** start Material shown **
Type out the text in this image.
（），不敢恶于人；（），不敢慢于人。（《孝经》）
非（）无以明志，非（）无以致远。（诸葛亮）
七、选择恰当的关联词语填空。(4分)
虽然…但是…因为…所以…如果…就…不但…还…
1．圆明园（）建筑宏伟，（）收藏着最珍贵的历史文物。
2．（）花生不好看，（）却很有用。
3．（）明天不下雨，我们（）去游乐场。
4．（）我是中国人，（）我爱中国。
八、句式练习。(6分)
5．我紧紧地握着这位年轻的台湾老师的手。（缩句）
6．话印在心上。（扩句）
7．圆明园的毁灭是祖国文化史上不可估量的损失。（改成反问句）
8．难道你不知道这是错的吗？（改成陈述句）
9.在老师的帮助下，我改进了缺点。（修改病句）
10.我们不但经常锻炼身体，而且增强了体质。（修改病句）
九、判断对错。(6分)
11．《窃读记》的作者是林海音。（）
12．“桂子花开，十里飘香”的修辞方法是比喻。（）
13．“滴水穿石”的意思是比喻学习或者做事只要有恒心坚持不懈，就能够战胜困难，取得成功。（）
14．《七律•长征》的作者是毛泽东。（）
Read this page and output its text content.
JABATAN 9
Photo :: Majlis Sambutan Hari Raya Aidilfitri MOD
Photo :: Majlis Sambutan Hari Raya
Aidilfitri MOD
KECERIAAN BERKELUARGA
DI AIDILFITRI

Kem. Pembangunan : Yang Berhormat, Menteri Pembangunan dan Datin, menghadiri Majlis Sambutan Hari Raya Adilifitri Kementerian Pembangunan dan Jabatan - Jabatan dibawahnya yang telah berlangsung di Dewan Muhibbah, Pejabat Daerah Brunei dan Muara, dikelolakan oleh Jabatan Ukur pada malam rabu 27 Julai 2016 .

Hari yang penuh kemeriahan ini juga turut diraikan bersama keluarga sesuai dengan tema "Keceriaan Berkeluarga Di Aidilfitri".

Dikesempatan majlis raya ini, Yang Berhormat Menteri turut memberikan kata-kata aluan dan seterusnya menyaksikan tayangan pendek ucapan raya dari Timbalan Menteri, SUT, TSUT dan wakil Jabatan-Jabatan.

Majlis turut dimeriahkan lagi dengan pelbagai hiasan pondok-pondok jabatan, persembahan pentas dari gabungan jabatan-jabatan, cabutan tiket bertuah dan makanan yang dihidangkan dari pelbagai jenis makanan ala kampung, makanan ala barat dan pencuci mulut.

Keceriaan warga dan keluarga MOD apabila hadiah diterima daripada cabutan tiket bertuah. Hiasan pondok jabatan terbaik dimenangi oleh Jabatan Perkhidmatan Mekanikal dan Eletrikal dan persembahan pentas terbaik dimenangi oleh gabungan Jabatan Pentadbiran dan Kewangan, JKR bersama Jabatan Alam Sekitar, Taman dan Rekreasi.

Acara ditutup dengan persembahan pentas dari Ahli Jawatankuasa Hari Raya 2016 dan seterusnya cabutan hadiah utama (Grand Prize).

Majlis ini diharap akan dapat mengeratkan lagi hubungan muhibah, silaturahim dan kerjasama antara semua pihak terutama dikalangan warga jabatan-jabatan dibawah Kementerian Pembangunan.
** end Material shown **
# Work to do
Please restate the data word for word, every record included.

# Task solution
Type out the text in this image.
（），不敢恶于人；（），不敢慢于人。（《孝经》）
非（）无以明志，非（）无以致远。（诸葛亮）
七、选择恰当的关联词语填空。(4分)
虽然…但是…因为…所以…如果…就…不但…还…
1．圆明园（）建筑宏伟，（）收藏着最珍贵的历史文物。
2．（）花生不好看，（）却很有用。
3．（）明天不下雨，我们（）去游乐场。
4．（）我是中国人，（）我爱中国。
八、句式练习。(6分)
5．我紧紧地握着这位年轻的台湾老师的手。（缩句）
6．话印在心上。（扩句）
7．圆明园的毁灭是祖国文化史上不可估量的损失。（改成反问句）
8．难道你不知道这是错的吗？（改成陈述句）
9.在老师的帮助下，我改进了缺点。（修改病句）
10.我们不但经常锻炼身体，而且增强了体质。（修改病句）
九、判断对错。(6分)
11．《窃读记》的作者是林海音。（）
12．“桂子花开，十里飘香”的修辞方法是比喻。（）
13．“滴水穿石”的意思是比喻学习或者做事只要有恒心坚持不懈，就能够战胜困难，取得成功。（）
14．《七律•长征》的作者是毛泽东。（）
Read this page and output its text content.
JABATAN 9
Photo :: Majlis Sambutan Hari Raya Aidilfitri MOD
Photo :: Majlis Sambutan Hari Raya
Aidilfitri MOD
KECERIAAN BERKELUARGA
DI AIDILFITRI

Kem. Pembangunan : Yang Berhormat, Menteri Pembangunan dan Datin, menghadiri Majlis Sambutan Hari Raya Adilifitri Kementerian Pembangunan dan Jabatan - Jabatan dibawahnya yang telah berlangsung di Dewan Muhibbah, Pejabat Daerah Brunei dan Muara, dikelolakan oleh Jabatan Ukur pada malam rabu 27 Julai 2016 .

Hari yang penuh kemeriahan ini juga turut diraikan bersama keluarga sesuai dengan tema "Keceriaan Berkeluarga Di Aidilfitri".

Dikesempatan majlis raya ini, Yang Berhormat Menteri turut memberikan kata-kata aluan dan seterusnya menyaksikan tayangan pendek ucapan raya dari Timbalan Menteri, SUT, TSUT dan wakil Jabatan-Jabatan.

Majlis turut dimeriahkan lagi dengan pelbagai hiasan pondok-pondok jabatan, persembahan pentas dari gabungan jabatan-jabatan, cabutan tiket bertuah dan makanan yang dihidangkan dari pelbagai jenis makanan ala kampung, makanan ala barat dan pencuci mulut.

Keceriaan warga dan keluarga MOD apabila hadiah diterima daripada cabutan tiket bertuah. Hiasan pondok jabatan terbaik dimenangi oleh Jabatan Perkhidmatan Mekanikal dan Eletrikal dan persembahan pentas terbaik dimenangi oleh gabungan Jabatan Pentadbiran dan Kewangan, JKR bersama Jabatan Alam Sekitar, Taman dan Rekreasi.

Acara ditutup dengan persembahan pentas dari Ahli Jawatankuasa Hari Raya 2016 dan seterusnya cabutan hadiah utama (Grand Prize).

Majlis ini diharap akan dapat mengeratkan lagi hubungan muhibah, silaturahim dan kerjasama antara semua pihak terutama dikalangan warga jabatan-jabatan dibawah Kementerian Pembangunan.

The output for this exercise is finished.